## Begin Extracted entries

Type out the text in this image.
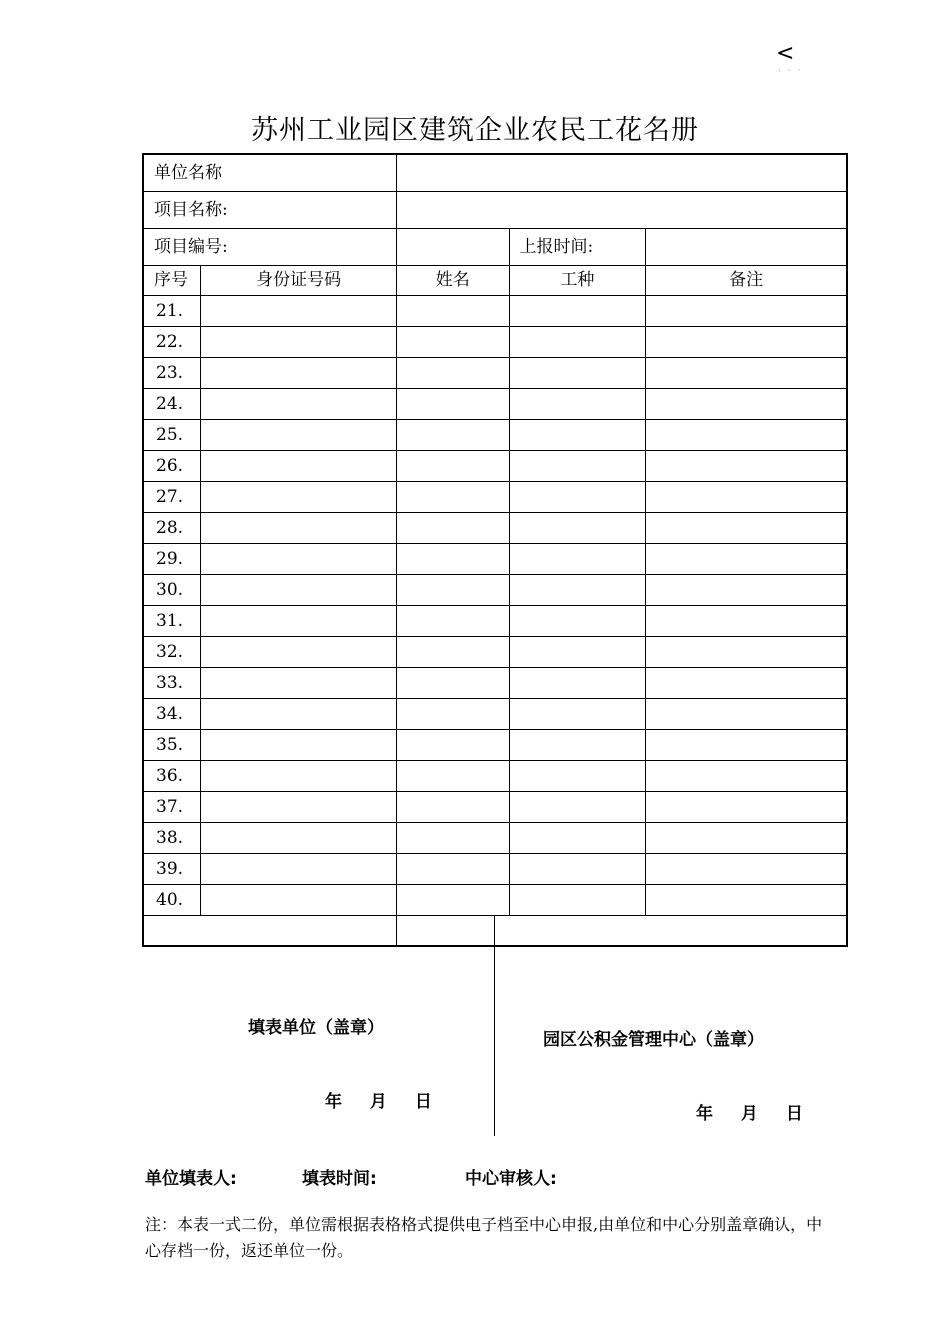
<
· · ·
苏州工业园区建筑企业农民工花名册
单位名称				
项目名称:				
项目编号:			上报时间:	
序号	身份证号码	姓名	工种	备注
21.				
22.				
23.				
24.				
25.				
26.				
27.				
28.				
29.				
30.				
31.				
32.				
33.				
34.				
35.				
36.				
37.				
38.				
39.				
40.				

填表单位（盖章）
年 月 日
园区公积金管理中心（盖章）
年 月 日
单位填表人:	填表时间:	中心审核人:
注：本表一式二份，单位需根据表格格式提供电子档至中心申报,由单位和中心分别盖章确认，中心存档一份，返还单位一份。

## End Extracted entries

• Exercise: Can you repeat every record above exactly, apart from the pictures?

• Response below:
Type out the text in this image.
<
· · ·
苏州工业园区建筑企业农民工花名册
单位名称				
项目名称:				
项目编号:			上报时间:	
序号	身份证号码	姓名	工种	备注
21.				
22.				
23.				
24.				
25.				
26.				
27.				
28.				
29.				
30.				
31.				
32.				
33.				
34.				
35.				
36.				
37.				
38.				
39.				
40.				

填表单位（盖章）
年 月 日
园区公积金管理中心（盖章）
年 月 日
单位填表人:	填表时间:	中心审核人:
注：本表一式二份，单位需根据表格格式提供电子档至中心申报,由单位和中心分别盖章确认，中心存档一份，返还单位一份。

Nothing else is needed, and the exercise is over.